• _Given entries_:
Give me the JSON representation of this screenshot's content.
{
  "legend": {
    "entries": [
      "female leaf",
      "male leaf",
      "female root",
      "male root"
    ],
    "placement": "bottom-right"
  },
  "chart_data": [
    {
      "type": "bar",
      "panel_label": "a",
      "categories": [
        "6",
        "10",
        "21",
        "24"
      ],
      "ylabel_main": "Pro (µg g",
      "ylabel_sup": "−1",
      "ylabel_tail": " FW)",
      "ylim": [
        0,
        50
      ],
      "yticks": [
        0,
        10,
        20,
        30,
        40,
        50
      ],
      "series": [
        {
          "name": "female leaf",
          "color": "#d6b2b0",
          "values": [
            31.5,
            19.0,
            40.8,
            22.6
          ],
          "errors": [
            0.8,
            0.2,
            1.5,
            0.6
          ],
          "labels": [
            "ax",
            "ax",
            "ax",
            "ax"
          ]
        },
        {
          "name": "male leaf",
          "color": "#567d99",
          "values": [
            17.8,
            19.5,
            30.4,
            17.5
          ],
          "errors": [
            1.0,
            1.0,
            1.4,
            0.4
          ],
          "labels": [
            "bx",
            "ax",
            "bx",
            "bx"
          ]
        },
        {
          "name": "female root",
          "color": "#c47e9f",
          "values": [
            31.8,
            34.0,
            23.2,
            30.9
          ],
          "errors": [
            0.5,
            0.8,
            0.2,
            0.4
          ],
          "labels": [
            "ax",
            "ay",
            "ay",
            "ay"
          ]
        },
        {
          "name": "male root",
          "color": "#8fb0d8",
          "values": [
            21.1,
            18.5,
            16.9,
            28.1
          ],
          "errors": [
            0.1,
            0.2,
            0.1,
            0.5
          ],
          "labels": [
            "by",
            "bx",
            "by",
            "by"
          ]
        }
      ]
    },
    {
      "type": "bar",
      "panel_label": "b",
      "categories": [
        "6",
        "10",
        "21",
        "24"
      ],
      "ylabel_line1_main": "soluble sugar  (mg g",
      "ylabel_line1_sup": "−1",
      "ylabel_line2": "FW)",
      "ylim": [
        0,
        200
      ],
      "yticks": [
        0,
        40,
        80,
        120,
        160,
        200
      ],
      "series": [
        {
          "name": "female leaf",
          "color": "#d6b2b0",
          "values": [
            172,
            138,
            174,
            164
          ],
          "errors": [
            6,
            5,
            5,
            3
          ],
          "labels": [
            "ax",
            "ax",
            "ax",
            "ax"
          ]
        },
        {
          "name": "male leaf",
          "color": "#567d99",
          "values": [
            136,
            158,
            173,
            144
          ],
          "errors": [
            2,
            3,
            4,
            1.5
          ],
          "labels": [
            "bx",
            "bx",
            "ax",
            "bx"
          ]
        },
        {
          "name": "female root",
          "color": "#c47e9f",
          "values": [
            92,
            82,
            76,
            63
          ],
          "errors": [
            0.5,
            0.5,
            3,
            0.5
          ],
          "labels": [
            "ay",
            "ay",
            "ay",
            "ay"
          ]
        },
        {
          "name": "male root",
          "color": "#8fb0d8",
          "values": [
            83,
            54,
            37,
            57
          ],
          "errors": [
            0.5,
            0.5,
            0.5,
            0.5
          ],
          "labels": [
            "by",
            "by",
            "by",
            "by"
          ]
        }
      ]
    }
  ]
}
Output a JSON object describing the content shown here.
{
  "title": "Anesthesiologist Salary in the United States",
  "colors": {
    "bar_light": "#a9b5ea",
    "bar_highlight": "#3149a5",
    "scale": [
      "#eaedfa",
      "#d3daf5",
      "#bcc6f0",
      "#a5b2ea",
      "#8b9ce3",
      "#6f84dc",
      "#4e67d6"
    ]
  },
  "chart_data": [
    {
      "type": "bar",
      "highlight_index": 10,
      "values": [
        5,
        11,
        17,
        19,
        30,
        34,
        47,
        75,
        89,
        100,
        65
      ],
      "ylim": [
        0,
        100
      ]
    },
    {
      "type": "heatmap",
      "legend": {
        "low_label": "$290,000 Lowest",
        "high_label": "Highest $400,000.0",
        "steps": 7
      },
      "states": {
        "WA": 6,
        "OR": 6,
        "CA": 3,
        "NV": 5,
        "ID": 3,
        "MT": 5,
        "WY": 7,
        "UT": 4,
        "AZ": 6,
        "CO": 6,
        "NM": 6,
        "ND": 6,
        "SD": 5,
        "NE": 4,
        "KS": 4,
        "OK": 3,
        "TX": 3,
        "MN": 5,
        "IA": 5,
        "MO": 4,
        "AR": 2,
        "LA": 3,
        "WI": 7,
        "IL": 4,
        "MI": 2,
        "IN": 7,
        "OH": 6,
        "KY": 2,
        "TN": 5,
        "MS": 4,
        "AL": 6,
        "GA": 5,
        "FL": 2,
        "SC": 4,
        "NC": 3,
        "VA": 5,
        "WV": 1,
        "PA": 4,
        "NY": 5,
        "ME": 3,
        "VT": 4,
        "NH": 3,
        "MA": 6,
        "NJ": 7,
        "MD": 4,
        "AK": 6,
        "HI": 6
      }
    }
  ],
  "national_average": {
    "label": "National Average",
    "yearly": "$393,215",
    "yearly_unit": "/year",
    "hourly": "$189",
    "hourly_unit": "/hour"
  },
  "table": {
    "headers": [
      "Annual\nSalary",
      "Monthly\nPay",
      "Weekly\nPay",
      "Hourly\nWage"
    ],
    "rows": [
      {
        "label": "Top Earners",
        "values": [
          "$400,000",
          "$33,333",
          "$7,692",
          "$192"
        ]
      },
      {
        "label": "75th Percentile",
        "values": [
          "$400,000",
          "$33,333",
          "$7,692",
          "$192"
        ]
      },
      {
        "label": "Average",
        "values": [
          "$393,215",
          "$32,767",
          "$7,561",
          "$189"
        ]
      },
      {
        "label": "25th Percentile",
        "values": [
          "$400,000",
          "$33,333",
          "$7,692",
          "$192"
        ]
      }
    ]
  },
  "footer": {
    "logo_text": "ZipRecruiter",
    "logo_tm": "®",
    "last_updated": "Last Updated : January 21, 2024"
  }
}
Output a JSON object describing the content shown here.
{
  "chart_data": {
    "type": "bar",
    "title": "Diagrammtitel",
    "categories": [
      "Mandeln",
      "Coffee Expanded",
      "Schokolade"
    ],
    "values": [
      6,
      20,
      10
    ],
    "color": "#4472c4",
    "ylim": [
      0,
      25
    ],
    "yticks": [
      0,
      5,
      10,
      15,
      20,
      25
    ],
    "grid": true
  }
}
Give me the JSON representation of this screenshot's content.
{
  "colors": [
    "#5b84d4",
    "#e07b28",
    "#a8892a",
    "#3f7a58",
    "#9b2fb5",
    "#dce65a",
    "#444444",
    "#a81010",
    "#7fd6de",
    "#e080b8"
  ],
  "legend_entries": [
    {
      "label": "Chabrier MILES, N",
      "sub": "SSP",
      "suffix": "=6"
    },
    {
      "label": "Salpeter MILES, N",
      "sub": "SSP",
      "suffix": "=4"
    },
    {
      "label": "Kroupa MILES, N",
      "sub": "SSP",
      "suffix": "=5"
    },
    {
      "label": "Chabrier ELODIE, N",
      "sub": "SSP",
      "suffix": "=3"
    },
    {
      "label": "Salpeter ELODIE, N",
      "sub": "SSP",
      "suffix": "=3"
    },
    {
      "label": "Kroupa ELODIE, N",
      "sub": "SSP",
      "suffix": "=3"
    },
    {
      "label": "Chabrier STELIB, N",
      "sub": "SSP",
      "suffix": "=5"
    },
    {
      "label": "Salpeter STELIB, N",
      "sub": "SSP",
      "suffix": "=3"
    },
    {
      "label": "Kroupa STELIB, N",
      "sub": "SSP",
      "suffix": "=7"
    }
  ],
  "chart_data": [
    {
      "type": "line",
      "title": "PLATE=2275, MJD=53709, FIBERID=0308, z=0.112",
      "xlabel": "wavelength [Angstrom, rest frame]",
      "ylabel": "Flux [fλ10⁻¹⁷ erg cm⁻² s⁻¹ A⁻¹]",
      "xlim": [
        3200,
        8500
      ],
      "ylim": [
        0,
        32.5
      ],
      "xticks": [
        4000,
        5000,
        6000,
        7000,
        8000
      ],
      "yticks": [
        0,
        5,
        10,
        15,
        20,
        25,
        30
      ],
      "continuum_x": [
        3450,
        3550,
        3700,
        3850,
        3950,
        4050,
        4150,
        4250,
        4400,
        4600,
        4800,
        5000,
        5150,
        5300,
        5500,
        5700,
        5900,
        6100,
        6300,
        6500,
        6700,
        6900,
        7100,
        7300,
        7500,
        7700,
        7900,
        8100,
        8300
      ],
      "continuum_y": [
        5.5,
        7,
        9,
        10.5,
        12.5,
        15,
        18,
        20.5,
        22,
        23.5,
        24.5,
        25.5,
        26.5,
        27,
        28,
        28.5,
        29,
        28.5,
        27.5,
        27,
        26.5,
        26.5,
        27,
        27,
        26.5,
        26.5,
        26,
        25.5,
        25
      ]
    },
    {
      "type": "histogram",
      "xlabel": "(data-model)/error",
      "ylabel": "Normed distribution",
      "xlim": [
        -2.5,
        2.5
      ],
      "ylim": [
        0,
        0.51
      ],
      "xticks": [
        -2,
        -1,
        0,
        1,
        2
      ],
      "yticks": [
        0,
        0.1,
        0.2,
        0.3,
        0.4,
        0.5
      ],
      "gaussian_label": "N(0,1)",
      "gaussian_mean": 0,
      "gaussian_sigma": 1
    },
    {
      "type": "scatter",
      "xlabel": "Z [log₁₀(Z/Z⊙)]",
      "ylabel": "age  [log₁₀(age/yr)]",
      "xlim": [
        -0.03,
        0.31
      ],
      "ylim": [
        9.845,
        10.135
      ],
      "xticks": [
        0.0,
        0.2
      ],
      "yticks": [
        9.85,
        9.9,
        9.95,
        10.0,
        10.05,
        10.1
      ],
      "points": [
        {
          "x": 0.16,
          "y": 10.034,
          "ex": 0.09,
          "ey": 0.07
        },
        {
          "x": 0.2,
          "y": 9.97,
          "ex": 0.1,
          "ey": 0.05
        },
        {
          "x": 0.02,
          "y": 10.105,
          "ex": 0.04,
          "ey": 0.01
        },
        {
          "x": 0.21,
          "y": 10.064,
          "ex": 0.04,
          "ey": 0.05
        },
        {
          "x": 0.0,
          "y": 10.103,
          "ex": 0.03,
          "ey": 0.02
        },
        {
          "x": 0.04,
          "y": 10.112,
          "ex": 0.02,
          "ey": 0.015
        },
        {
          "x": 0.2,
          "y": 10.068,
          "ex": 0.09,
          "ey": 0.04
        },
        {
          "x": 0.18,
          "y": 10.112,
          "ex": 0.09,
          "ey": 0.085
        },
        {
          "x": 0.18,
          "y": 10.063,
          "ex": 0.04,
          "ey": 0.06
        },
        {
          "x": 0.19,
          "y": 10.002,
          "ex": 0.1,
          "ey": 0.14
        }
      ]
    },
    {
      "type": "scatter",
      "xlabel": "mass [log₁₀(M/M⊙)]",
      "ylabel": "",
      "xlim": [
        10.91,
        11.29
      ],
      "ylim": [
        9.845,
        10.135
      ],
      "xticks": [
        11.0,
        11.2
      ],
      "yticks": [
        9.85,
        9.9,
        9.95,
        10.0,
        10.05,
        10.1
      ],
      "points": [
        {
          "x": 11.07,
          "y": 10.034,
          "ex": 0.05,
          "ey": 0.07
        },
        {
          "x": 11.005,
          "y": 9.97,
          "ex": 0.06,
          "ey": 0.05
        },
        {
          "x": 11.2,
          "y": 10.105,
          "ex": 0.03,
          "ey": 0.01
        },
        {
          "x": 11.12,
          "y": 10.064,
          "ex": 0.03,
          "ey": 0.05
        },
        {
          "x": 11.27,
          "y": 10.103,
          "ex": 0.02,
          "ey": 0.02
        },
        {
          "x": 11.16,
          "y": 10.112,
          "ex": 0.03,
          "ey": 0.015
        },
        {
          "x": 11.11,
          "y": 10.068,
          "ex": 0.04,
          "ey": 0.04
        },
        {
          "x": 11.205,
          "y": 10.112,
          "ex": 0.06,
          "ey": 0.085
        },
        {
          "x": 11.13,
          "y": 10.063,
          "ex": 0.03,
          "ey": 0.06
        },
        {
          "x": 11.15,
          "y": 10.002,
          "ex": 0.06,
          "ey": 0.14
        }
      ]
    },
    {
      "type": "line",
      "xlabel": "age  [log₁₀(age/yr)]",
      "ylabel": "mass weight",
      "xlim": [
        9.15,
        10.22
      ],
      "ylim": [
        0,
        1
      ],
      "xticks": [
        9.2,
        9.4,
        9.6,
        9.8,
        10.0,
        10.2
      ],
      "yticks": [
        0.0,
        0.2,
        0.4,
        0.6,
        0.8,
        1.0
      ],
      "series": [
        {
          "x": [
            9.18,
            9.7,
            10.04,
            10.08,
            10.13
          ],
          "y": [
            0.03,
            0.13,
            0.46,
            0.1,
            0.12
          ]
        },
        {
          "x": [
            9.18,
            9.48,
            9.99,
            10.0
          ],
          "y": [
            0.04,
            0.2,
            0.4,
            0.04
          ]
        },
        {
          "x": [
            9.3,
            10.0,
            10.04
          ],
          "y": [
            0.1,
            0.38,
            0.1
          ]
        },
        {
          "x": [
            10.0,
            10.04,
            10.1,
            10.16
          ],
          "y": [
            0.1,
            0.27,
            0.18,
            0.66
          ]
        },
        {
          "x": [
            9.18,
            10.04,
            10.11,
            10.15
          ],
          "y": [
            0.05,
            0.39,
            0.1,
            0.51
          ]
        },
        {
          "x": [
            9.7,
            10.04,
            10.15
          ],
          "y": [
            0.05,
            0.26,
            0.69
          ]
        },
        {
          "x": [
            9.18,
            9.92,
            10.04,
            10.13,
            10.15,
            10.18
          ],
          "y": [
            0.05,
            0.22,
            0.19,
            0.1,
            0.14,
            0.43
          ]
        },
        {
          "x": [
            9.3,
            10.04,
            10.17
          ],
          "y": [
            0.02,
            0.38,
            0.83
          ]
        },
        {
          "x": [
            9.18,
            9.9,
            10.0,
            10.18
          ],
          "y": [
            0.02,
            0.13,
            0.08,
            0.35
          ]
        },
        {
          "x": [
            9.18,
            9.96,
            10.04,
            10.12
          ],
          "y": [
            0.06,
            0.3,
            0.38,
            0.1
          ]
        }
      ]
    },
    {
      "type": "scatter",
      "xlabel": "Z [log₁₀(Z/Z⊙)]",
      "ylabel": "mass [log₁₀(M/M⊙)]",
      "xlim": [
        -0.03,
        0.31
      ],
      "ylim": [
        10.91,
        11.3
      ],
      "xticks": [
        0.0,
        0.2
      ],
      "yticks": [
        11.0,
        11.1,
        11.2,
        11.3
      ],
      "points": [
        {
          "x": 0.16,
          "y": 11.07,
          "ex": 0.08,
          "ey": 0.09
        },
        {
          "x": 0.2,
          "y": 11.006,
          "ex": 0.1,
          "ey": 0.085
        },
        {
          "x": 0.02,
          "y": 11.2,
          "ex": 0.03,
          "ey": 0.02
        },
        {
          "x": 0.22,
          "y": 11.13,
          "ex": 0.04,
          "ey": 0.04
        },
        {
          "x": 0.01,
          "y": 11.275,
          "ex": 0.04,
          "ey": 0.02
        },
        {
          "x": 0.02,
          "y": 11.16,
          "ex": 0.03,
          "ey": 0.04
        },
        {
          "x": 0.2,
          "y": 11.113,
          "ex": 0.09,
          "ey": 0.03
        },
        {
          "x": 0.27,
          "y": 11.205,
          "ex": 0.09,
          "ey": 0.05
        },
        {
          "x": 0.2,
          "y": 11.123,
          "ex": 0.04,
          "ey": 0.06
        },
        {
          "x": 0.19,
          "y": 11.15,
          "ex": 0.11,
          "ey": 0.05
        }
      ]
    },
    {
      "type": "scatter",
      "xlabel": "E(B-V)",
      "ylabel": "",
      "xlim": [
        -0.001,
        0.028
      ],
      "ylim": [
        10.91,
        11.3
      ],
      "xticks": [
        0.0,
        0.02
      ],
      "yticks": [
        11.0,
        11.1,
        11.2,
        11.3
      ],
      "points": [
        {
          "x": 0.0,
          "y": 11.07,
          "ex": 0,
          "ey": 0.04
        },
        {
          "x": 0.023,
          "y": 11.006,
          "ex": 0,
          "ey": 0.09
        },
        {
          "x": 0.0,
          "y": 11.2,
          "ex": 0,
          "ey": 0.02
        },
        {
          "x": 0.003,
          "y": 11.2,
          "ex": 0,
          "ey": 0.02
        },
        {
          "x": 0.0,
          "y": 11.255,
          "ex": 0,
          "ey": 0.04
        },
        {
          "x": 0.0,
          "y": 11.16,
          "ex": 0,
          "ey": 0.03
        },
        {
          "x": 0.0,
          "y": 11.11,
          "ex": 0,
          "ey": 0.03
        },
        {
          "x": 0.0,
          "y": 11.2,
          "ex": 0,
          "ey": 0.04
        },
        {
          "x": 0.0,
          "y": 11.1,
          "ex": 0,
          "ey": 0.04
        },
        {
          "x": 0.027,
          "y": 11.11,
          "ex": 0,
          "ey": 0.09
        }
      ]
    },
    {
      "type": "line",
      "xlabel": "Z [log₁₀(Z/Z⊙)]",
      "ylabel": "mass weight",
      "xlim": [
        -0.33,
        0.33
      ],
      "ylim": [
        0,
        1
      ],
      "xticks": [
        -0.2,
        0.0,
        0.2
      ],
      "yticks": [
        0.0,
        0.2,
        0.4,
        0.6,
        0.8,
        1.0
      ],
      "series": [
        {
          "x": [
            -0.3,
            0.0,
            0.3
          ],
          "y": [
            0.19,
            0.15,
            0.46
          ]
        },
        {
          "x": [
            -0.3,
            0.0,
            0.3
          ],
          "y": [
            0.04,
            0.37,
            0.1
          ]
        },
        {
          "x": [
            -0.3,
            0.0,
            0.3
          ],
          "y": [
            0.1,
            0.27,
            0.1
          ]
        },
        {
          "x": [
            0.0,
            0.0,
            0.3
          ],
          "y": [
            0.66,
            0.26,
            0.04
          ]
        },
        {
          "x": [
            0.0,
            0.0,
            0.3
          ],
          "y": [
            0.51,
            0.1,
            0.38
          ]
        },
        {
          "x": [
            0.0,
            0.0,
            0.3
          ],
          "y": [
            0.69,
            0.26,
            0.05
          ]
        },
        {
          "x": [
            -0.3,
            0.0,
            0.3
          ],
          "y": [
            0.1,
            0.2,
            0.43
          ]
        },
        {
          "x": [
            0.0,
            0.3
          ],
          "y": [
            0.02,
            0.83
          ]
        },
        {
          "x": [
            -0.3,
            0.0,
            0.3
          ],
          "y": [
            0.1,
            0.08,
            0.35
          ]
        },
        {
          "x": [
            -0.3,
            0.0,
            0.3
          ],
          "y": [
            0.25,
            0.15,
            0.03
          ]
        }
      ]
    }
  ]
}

• _Set problem_:
Give the count of lines containing "MILES", with no added text.

• _Expected output_:
3